## Problem
Write every record out again exactly as given.

## Exercise material
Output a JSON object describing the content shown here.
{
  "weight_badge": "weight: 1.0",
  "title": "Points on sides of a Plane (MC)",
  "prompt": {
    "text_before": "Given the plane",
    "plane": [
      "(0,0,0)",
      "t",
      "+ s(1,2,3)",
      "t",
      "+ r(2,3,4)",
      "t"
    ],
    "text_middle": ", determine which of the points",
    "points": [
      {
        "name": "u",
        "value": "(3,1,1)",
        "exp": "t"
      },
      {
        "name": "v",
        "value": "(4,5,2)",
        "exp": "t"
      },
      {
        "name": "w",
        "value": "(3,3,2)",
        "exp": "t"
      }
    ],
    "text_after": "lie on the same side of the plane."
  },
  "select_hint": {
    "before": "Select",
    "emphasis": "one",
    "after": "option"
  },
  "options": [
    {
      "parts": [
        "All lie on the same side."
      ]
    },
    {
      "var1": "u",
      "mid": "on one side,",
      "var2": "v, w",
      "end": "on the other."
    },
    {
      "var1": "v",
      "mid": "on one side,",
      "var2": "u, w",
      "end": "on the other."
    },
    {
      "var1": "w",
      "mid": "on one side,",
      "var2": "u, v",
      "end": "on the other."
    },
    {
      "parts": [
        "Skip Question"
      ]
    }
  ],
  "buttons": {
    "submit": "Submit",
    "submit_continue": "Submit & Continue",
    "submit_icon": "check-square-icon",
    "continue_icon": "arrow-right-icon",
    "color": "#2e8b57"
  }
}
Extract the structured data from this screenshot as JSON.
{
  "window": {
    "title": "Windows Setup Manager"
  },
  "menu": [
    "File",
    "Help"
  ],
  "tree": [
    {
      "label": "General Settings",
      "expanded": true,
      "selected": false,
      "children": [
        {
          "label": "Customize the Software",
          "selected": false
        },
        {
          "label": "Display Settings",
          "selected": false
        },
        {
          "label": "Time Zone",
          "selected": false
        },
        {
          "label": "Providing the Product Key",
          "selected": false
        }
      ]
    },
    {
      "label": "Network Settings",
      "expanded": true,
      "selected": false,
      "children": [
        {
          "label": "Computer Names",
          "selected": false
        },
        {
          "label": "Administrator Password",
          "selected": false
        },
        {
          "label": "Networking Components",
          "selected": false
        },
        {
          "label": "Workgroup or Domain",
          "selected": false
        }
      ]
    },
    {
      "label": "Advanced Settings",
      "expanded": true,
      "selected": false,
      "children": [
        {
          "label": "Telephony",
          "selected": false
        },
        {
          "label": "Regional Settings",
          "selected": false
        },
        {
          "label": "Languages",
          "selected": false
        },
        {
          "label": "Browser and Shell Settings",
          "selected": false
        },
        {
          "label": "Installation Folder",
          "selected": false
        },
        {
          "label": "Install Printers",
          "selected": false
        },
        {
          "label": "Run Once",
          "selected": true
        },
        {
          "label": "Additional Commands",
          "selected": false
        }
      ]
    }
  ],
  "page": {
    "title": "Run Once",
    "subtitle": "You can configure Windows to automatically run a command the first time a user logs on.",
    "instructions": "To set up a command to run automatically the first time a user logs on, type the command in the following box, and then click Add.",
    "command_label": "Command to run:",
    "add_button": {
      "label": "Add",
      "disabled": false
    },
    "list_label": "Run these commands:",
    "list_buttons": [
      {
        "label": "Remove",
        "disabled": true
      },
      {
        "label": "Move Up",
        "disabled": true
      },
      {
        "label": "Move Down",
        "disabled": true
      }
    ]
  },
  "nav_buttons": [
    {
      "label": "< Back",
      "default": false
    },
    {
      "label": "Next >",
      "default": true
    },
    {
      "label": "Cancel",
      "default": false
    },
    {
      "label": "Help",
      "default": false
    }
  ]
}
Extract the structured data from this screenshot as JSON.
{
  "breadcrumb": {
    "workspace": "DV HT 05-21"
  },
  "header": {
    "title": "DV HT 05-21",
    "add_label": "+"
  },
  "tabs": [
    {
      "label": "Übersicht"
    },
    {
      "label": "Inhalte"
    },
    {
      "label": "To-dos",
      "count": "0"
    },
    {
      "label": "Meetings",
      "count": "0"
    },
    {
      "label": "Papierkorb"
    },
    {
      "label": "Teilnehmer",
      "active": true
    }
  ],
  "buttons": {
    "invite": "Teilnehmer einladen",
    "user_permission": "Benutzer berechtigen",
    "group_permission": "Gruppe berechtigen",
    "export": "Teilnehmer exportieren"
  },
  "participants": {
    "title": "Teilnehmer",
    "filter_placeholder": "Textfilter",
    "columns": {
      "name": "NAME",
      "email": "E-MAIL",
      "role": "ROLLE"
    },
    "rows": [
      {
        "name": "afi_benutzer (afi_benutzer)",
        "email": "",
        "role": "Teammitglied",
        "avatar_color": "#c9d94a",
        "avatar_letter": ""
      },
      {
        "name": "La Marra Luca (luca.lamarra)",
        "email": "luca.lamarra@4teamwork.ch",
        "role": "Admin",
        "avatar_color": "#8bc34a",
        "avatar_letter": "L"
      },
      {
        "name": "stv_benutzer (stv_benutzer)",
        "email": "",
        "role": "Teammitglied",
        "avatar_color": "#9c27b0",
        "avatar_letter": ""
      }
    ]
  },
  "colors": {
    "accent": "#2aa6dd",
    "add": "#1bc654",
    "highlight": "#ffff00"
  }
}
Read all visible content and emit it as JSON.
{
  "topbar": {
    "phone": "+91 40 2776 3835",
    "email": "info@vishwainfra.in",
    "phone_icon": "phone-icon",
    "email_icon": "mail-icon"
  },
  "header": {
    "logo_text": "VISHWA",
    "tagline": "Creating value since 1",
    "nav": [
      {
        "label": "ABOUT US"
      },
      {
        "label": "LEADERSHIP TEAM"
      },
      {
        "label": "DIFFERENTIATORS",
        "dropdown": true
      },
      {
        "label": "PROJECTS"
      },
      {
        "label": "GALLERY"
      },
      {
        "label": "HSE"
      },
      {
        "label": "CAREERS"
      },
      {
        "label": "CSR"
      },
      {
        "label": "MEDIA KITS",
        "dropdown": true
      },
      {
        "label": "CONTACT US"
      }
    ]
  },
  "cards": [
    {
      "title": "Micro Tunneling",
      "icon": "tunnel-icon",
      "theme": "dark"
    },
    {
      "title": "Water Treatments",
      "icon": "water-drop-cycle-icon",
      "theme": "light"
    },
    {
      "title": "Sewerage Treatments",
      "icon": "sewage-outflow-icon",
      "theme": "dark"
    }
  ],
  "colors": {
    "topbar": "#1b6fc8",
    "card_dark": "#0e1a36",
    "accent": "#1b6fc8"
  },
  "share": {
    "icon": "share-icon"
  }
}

## Response for this exercise
Output a JSON object describing the content shown here.
{
  "weight_badge": "weight: 1.0",
  "title": "Points on sides of a Plane (MC)",
  "prompt": {
    "text_before": "Given the plane",
    "plane": [
      "(0,0,0)",
      "t",
      "+ s(1,2,3)",
      "t",
      "+ r(2,3,4)",
      "t"
    ],
    "text_middle": ", determine which of the points",
    "points": [
      {
        "name": "u",
        "value": "(3,1,1)",
        "exp": "t"
      },
      {
        "name": "v",
        "value": "(4,5,2)",
        "exp": "t"
      },
      {
        "name": "w",
        "value": "(3,3,2)",
        "exp": "t"
      }
    ],
    "text_after": "lie on the same side of the plane."
  },
  "select_hint": {
    "before": "Select",
    "emphasis": "one",
    "after": "option"
  },
  "options": [
    {
      "parts": [
        "All lie on the same side."
      ]
    },
    {
      "var1": "u",
      "mid": "on one side,",
      "var2": "v, w",
      "end": "on the other."
    },
    {
      "var1": "v",
      "mid": "on one side,",
      "var2": "u, w",
      "end": "on the other."
    },
    {
      "var1": "w",
      "mid": "on one side,",
      "var2": "u, v",
      "end": "on the other."
    },
    {
      "parts": [
        "Skip Question"
      ]
    }
  ],
  "buttons": {
    "submit": "Submit",
    "submit_continue": "Submit & Continue",
    "submit_icon": "check-square-icon",
    "continue_icon": "arrow-right-icon",
    "color": "#2e8b57"
  }
}
Extract the structured data from this screenshot as JSON.
{
  "window": {
    "title": "Windows Setup Manager"
  },
  "menu": [
    "File",
    "Help"
  ],
  "tree": [
    {
      "label": "General Settings",
      "expanded": true,
      "selected": false,
      "children": [
        {
          "label": "Customize the Software",
          "selected": false
        },
        {
          "label": "Display Settings",
          "selected": false
        },
        {
          "label": "Time Zone",
          "selected": false
        },
        {
          "label": "Providing the Product Key",
          "selected": false
        }
      ]
    },
    {
      "label": "Network Settings",
      "expanded": true,
      "selected": false,
      "children": [
        {
          "label": "Computer Names",
          "selected": false
        },
        {
          "label": "Administrator Password",
          "selected": false
        },
        {
          "label": "Networking Components",
          "selected": false
        },
        {
          "label": "Workgroup or Domain",
          "selected": false
        }
      ]
    },
    {
      "label": "Advanced Settings",
      "expanded": true,
      "selected": false,
      "children": [
        {
          "label": "Telephony",
          "selected": false
        },
        {
          "label": "Regional Settings",
          "selected": false
        },
        {
          "label": "Languages",
          "selected": false
        },
        {
          "label": "Browser and Shell Settings",
          "selected": false
        },
        {
          "label": "Installation Folder",
          "selected": false
        },
        {
          "label": "Install Printers",
          "selected": false
        },
        {
          "label": "Run Once",
          "selected": true
        },
        {
          "label": "Additional Commands",
          "selected": false
        }
      ]
    }
  ],
  "page": {
    "title": "Run Once",
    "subtitle": "You can configure Windows to automatically run a command the first time a user logs on.",
    "instructions": "To set up a command to run automatically the first time a user logs on, type the command in the following box, and then click Add.",
    "command_label": "Command to run:",
    "add_button": {
      "label": "Add",
      "disabled": false
    },
    "list_label": "Run these commands:",
    "list_buttons": [
      {
        "label": "Remove",
        "disabled": true
      },
      {
        "label": "Move Up",
        "disabled": true
      },
      {
        "label": "Move Down",
        "disabled": true
      }
    ]
  },
  "nav_buttons": [
    {
      "label": "< Back",
      "default": false
    },
    {
      "label": "Next >",
      "default": true
    },
    {
      "label": "Cancel",
      "default": false
    },
    {
      "label": "Help",
      "default": false
    }
  ]
}
Extract the structured data from this screenshot as JSON.
{
  "breadcrumb": {
    "workspace": "DV HT 05-21"
  },
  "header": {
    "title": "DV HT 05-21",
    "add_label": "+"
  },
  "tabs": [
    {
      "label": "Übersicht"
    },
    {
      "label": "Inhalte"
    },
    {
      "label": "To-dos",
      "count": "0"
    },
    {
      "label": "Meetings",
      "count": "0"
    },
    {
      "label": "Papierkorb"
    },
    {
      "label": "Teilnehmer",
      "active": true
    }
  ],
  "buttons": {
    "invite": "Teilnehmer einladen",
    "user_permission": "Benutzer berechtigen",
    "group_permission": "Gruppe berechtigen",
    "export": "Teilnehmer exportieren"
  },
  "participants": {
    "title": "Teilnehmer",
    "filter_placeholder": "Textfilter",
    "columns": {
      "name": "NAME",
      "email": "E-MAIL",
      "role": "ROLLE"
    },
    "rows": [
      {
        "name": "afi_benutzer (afi_benutzer)",
        "email": "",
        "role": "Teammitglied",
        "avatar_color": "#c9d94a",
        "avatar_letter": ""
      },
      {
        "name": "La Marra Luca (luca.lamarra)",
        "email": "luca.lamarra@4teamwork.ch",
        "role": "Admin",
        "avatar_color": "#8bc34a",
        "avatar_letter": "L"
      },
      {
        "name": "stv_benutzer (stv_benutzer)",
        "email": "",
        "role": "Teammitglied",
        "avatar_color": "#9c27b0",
        "avatar_letter": ""
      }
    ]
  },
  "colors": {
    "accent": "#2aa6dd",
    "add": "#1bc654",
    "highlight": "#ffff00"
  }
}
Read all visible content and emit it as JSON.
{
  "topbar": {
    "phone": "+91 40 2776 3835",
    "email": "info@vishwainfra.in",
    "phone_icon": "phone-icon",
    "email_icon": "mail-icon"
  },
  "header": {
    "logo_text": "VISHWA",
    "tagline": "Creating value since 1",
    "nav": [
      {
        "label": "ABOUT US"
      },
      {
        "label": "LEADERSHIP TEAM"
      },
      {
        "label": "DIFFERENTIATORS",
        "dropdown": true
      },
      {
        "label": "PROJECTS"
      },
      {
        "label": "GALLERY"
      },
      {
        "label": "HSE"
      },
      {
        "label": "CAREERS"
      },
      {
        "label": "CSR"
      },
      {
        "label": "MEDIA KITS",
        "dropdown": true
      },
      {
        "label": "CONTACT US"
      }
    ]
  },
  "cards": [
    {
      "title": "Micro Tunneling",
      "icon": "tunnel-icon",
      "theme": "dark"
    },
    {
      "title": "Water Treatments",
      "icon": "water-drop-cycle-icon",
      "theme": "light"
    },
    {
      "title": "Sewerage Treatments",
      "icon": "sewage-outflow-icon",
      "theme": "dark"
    }
  ],
  "colors": {
    "topbar": "#1b6fc8",
    "card_dark": "#0e1a36",
    "accent": "#1b6fc8"
  },
  "share": {
    "icon": "share-icon"
  }
}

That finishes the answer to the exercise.